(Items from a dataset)
==============================
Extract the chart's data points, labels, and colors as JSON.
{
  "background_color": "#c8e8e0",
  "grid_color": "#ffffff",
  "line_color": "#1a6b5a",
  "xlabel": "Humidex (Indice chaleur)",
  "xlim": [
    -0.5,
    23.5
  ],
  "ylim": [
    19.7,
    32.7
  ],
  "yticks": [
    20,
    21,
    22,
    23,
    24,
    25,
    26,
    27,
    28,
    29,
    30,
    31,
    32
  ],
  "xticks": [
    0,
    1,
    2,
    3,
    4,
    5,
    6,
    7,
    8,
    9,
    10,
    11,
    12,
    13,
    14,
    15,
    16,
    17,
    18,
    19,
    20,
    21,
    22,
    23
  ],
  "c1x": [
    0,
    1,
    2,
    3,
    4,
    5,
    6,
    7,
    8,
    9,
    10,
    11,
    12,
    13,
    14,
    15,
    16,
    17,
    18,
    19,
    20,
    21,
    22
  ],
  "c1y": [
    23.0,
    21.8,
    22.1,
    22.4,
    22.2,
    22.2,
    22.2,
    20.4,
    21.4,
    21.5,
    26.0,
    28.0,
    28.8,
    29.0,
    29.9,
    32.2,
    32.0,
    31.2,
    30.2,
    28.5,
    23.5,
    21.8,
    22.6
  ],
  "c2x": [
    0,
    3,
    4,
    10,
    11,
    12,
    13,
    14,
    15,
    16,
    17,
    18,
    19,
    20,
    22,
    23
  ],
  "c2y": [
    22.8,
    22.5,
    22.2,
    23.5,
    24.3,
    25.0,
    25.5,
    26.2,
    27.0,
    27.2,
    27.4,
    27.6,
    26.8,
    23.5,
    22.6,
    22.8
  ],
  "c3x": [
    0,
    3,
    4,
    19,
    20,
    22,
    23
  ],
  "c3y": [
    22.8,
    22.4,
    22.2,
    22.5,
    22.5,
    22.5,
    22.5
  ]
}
==============================
Written exercise
Each line above must be printed exactly as it appears.

Answer below
Extract the chart's data points, labels, and colors as JSON.
{
  "background_color": "#c8e8e0",
  "grid_color": "#ffffff",
  "line_color": "#1a6b5a",
  "xlabel": "Humidex (Indice chaleur)",
  "xlim": [
    -0.5,
    23.5
  ],
  "ylim": [
    19.7,
    32.7
  ],
  "yticks": [
    20,
    21,
    22,
    23,
    24,
    25,
    26,
    27,
    28,
    29,
    30,
    31,
    32
  ],
  "xticks": [
    0,
    1,
    2,
    3,
    4,
    5,
    6,
    7,
    8,
    9,
    10,
    11,
    12,
    13,
    14,
    15,
    16,
    17,
    18,
    19,
    20,
    21,
    22,
    23
  ],
  "c1x": [
    0,
    1,
    2,
    3,
    4,
    5,
    6,
    7,
    8,
    9,
    10,
    11,
    12,
    13,
    14,
    15,
    16,
    17,
    18,
    19,
    20,
    21,
    22
  ],
  "c1y": [
    23.0,
    21.8,
    22.1,
    22.4,
    22.2,
    22.2,
    22.2,
    20.4,
    21.4,
    21.5,
    26.0,
    28.0,
    28.8,
    29.0,
    29.9,
    32.2,
    32.0,
    31.2,
    30.2,
    28.5,
    23.5,
    21.8,
    22.6
  ],
  "c2x": [
    0,
    3,
    4,
    10,
    11,
    12,
    13,
    14,
    15,
    16,
    17,
    18,
    19,
    20,
    22,
    23
  ],
  "c2y": [
    22.8,
    22.5,
    22.2,
    23.5,
    24.3,
    25.0,
    25.5,
    26.2,
    27.0,
    27.2,
    27.4,
    27.6,
    26.8,
    23.5,
    22.6,
    22.8
  ],
  "c3x": [
    0,
    3,
    4,
    19,
    20,
    22,
    23
  ],
  "c3y": [
    22.8,
    22.4,
    22.2,
    22.5,
    22.5,
    22.5,
    22.5
  ]
}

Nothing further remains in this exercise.